-- begin Provided records --
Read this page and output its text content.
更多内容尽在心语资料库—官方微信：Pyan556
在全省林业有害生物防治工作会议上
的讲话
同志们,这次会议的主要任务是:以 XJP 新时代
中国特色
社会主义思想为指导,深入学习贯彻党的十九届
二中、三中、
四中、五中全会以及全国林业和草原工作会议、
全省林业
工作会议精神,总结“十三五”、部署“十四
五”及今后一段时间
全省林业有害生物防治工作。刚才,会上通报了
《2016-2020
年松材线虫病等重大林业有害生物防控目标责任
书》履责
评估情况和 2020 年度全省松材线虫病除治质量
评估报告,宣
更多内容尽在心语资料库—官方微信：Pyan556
-- end Provided records --
## What to work on
Transcribe each entry exactly.

## Result for this exercise
Read this page and output its text content.
更多内容尽在心语资料库—官方微信：Pyan556
在全省林业有害生物防治工作会议上
的讲话
同志们,这次会议的主要任务是:以 XJP 新时代
中国特色
社会主义思想为指导,深入学习贯彻党的十九届
二中、三中、
四中、五中全会以及全国林业和草原工作会议、
全省林业
工作会议精神,总结“十三五”、部署“十四
五”及今后一段时间
全省林业有害生物防治工作。刚才,会上通报了
《2016-2020
年松材线虫病等重大林业有害生物防控目标责任
书》履责
评估情况和 2020 年度全省松材线虫病除治质量
评估报告,宣
更多内容尽在心语资料库—官方微信：Pyan556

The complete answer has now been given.